-- start Records shown --
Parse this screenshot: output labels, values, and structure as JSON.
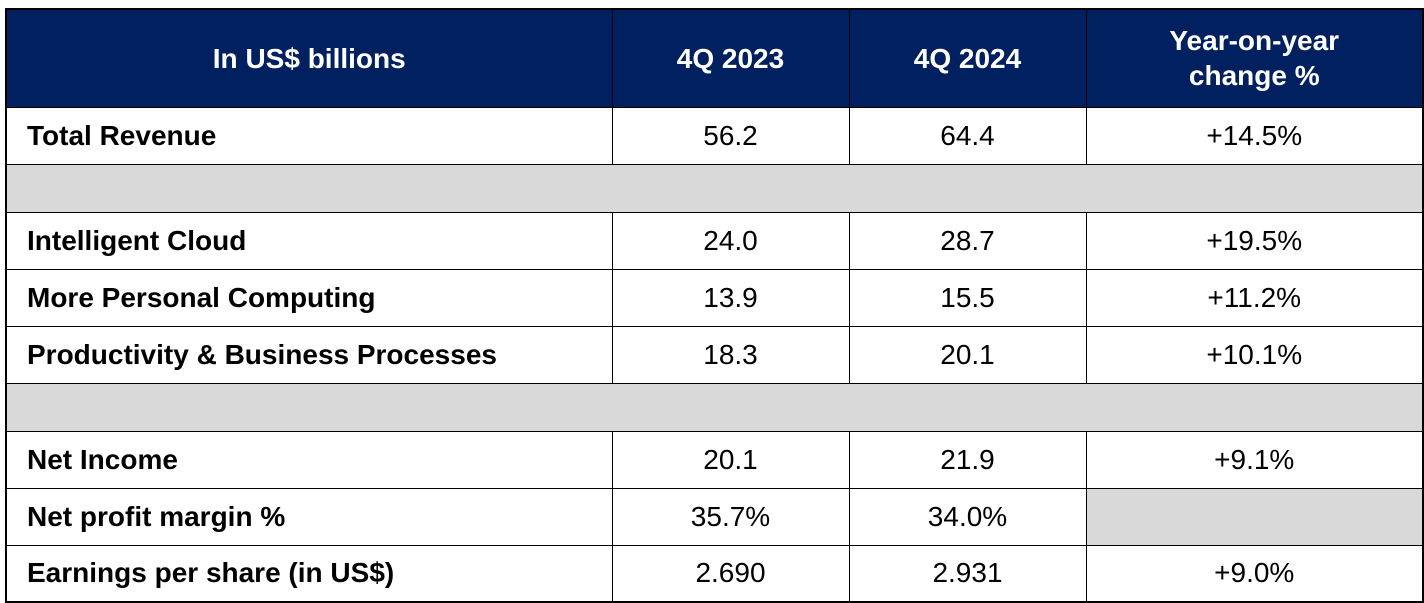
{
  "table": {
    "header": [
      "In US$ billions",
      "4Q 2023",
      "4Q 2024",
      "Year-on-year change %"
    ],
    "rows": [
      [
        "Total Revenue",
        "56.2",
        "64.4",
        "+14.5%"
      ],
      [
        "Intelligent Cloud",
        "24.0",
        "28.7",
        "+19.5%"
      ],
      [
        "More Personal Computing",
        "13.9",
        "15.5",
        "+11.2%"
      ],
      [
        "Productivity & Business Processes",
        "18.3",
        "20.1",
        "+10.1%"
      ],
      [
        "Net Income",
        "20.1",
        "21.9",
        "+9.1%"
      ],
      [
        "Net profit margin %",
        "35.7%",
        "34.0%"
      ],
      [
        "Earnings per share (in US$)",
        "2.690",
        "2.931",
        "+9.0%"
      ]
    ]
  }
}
-- end Records shown --
> [Exercise]:
Output all of the entries verbatim, leaving out any images.

> [Response to the task]:
Parse this screenshot: output labels, values, and structure as JSON.
{
  "table": {
    "header": [
      "In US$ billions",
      "4Q 2023",
      "4Q 2024",
      "Year-on-year change %"
    ],
    "rows": [
      [
        "Total Revenue",
        "56.2",
        "64.4",
        "+14.5%"
      ],
      [
        "Intelligent Cloud",
        "24.0",
        "28.7",
        "+19.5%"
      ],
      [
        "More Personal Computing",
        "13.9",
        "15.5",
        "+11.2%"
      ],
      [
        "Productivity & Business Processes",
        "18.3",
        "20.1",
        "+10.1%"
      ],
      [
        "Net Income",
        "20.1",
        "21.9",
        "+9.1%"
      ],
      [
        "Net profit margin %",
        "35.7%",
        "34.0%"
      ],
      [
        "Earnings per share (in US$)",
        "2.690",
        "2.931",
        "+9.0%"
      ]
    ]
  }
}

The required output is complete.